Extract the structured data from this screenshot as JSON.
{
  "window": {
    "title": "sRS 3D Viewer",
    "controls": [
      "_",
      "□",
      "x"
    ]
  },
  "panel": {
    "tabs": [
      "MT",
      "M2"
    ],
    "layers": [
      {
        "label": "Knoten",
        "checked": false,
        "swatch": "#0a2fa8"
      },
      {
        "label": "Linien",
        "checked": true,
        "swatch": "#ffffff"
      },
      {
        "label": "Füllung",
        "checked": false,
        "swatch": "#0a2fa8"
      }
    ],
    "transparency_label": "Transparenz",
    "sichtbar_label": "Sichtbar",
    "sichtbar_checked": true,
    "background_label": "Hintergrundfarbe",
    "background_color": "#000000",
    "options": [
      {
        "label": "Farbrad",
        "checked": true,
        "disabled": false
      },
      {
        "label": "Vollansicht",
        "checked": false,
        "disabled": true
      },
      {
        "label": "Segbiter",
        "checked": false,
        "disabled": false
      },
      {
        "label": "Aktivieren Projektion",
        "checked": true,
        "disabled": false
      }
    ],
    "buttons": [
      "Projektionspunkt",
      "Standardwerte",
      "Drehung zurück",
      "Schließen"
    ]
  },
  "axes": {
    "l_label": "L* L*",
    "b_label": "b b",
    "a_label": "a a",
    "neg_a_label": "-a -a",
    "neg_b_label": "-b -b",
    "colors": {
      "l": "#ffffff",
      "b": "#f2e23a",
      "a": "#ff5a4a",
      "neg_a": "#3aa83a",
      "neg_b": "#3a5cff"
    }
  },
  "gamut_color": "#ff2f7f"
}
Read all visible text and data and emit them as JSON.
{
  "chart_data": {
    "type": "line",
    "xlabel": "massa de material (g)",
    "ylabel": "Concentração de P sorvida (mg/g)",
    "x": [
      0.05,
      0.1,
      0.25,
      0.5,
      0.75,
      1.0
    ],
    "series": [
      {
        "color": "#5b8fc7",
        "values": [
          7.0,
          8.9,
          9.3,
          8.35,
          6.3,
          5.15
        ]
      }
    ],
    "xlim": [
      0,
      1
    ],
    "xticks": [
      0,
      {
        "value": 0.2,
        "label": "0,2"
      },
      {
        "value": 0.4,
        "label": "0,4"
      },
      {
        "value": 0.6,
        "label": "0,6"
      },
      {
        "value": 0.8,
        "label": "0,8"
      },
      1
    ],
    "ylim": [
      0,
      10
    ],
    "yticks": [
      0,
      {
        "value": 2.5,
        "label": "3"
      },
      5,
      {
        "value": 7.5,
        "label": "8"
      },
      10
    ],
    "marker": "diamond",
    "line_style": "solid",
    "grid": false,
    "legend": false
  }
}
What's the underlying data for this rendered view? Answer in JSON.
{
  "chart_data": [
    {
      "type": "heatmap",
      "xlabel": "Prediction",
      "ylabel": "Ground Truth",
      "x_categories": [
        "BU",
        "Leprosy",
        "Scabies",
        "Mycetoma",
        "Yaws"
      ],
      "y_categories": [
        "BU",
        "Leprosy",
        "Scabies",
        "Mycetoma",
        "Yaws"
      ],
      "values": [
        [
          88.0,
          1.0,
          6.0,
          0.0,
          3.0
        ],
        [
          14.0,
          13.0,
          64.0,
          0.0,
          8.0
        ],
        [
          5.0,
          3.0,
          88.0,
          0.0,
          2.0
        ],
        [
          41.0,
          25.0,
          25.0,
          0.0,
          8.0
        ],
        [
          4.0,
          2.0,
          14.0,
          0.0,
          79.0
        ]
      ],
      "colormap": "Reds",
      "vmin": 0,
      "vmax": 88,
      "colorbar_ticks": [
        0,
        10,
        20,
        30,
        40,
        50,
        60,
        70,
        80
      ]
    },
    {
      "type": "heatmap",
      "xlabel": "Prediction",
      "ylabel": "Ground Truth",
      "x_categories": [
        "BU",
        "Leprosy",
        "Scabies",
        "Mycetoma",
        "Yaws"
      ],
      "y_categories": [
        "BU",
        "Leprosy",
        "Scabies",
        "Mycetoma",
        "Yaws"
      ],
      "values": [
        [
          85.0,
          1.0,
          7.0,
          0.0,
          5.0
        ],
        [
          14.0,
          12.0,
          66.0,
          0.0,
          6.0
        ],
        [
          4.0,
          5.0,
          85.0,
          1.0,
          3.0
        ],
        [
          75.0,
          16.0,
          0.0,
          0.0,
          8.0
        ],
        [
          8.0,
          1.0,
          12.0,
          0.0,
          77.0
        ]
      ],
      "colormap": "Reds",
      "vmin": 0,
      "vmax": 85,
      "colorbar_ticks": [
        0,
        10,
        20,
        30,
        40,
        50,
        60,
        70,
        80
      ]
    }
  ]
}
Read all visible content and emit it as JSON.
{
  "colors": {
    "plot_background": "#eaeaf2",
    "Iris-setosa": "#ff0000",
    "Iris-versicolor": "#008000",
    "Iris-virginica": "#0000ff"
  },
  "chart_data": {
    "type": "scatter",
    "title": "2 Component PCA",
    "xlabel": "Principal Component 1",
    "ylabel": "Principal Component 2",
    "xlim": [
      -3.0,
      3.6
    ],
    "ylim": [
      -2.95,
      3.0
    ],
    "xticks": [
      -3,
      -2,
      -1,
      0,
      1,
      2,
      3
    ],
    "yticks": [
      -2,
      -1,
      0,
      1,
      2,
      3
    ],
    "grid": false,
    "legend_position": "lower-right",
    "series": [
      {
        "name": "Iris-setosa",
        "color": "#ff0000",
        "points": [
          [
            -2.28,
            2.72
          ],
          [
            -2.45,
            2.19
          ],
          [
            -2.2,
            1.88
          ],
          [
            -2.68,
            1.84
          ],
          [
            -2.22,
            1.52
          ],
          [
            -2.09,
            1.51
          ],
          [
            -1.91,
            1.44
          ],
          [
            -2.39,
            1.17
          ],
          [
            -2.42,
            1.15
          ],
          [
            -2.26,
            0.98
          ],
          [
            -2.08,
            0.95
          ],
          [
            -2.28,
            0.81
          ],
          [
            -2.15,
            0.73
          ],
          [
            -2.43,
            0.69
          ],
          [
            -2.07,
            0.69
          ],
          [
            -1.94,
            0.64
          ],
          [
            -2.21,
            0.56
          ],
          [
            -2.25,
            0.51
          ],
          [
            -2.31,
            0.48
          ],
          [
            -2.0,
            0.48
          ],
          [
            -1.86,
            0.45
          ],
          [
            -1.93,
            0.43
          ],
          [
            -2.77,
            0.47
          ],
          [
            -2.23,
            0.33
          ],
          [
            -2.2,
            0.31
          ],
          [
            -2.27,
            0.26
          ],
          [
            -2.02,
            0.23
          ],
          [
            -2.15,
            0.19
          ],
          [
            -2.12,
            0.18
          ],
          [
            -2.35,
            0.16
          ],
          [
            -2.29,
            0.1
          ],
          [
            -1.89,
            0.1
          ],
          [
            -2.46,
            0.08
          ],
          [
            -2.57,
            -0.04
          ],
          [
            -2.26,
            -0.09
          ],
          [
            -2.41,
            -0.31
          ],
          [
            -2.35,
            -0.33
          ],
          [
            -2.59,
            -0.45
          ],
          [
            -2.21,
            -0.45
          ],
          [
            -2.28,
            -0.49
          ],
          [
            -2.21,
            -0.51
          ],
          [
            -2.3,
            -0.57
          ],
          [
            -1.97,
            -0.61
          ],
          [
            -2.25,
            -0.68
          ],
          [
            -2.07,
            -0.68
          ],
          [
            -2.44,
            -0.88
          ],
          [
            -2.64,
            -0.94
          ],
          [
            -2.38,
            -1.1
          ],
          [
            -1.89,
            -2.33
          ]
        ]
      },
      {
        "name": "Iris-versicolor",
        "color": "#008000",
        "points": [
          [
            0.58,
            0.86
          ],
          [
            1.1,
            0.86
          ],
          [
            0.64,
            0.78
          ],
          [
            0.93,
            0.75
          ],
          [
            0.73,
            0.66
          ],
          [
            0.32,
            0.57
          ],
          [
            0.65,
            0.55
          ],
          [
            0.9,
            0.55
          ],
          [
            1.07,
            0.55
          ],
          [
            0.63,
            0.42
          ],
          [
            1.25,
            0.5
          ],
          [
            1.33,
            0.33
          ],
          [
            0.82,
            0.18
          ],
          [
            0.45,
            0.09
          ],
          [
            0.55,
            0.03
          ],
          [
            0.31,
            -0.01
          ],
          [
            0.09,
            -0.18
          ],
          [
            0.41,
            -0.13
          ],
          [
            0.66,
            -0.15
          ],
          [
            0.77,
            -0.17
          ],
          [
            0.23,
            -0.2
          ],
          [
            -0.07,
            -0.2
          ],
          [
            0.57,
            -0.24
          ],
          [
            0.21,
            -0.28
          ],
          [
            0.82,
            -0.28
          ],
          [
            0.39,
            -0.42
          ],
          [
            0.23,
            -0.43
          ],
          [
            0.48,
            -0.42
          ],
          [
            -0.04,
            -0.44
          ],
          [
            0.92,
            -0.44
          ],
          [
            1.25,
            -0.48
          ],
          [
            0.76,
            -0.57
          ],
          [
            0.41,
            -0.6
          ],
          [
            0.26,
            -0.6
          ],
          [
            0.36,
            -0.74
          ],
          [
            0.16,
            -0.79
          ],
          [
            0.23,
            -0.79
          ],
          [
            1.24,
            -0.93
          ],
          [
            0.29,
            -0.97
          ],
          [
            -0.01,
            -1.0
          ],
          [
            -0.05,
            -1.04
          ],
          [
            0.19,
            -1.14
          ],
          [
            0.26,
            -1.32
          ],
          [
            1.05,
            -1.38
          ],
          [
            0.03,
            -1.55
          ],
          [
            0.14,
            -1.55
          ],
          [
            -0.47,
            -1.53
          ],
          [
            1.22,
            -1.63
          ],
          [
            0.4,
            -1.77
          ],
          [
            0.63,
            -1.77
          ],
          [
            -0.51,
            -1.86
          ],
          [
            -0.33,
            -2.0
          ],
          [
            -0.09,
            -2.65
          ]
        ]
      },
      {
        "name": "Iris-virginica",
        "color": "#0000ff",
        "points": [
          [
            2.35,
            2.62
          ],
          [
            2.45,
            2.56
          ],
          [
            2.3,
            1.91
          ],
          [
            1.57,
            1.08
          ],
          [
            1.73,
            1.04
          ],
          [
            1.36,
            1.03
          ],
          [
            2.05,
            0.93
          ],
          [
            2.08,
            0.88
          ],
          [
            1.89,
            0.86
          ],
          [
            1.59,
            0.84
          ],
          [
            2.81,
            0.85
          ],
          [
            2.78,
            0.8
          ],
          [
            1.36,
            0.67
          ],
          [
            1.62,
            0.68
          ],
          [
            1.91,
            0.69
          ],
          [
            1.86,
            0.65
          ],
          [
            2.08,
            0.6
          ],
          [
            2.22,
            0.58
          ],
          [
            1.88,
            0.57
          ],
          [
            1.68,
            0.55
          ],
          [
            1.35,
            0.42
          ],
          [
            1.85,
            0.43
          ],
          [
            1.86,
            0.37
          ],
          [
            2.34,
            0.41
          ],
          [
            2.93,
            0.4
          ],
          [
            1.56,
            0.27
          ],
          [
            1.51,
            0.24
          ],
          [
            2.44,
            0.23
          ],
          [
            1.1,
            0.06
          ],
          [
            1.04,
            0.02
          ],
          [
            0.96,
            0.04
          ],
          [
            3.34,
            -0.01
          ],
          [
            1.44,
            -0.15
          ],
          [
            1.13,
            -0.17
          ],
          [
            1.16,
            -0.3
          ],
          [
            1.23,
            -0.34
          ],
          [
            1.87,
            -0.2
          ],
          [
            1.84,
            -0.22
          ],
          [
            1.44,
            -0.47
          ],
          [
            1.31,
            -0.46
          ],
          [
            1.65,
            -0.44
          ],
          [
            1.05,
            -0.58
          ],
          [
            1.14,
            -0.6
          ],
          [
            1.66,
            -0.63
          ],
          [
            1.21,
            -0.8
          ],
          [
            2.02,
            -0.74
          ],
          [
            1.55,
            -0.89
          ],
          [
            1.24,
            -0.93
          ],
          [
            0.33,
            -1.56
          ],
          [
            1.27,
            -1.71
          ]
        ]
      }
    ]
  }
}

> Problem to work on
Go through the material and copy out every line with "versicolor" in it.

> Result
    "Iris-versicolor": "#008000",
        "name": "Iris-versicolor",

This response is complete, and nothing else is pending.